§ **YOUR GOAL**
Repeat each record below exactly, dropping the pictures.

(Entries from a dataset)
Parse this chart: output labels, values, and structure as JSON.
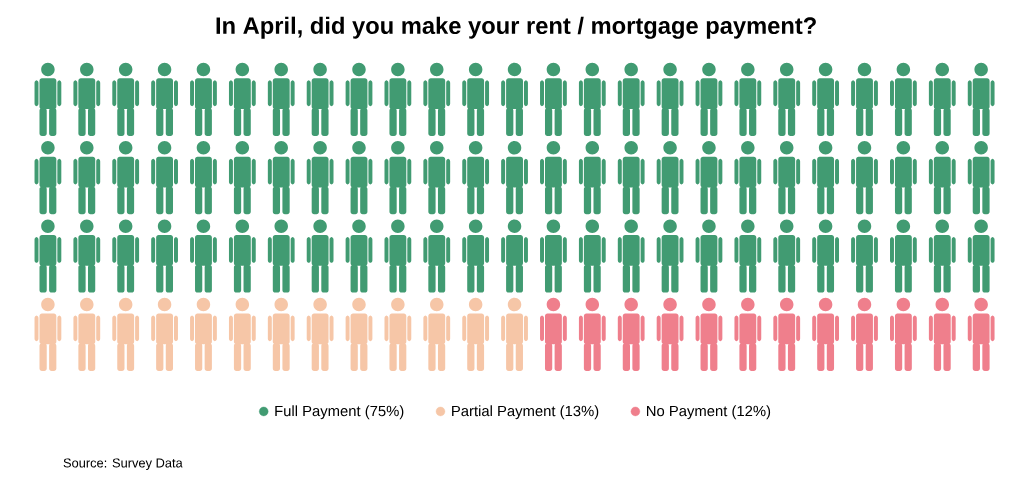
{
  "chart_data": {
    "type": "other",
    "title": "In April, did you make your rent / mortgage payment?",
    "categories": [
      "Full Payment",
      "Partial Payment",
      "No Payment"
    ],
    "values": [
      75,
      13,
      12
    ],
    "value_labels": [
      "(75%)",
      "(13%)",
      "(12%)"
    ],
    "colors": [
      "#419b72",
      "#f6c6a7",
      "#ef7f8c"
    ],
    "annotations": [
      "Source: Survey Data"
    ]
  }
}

§ **OUTPUT BELOW**
Parse this chart: output labels, values, and structure as JSON.
{
  "chart_data": {
    "type": "other",
    "title": "In April, did you make your rent / mortgage payment?",
    "categories": [
      "Full Payment",
      "Partial Payment",
      "No Payment"
    ],
    "values": [
      75,
      13,
      12
    ],
    "value_labels": [
      "(75%)",
      "(13%)",
      "(12%)"
    ],
    "colors": [
      "#419b72",
      "#f6c6a7",
      "#ef7f8c"
    ],
    "annotations": [
      "Source: Survey Data"
    ]
  }
}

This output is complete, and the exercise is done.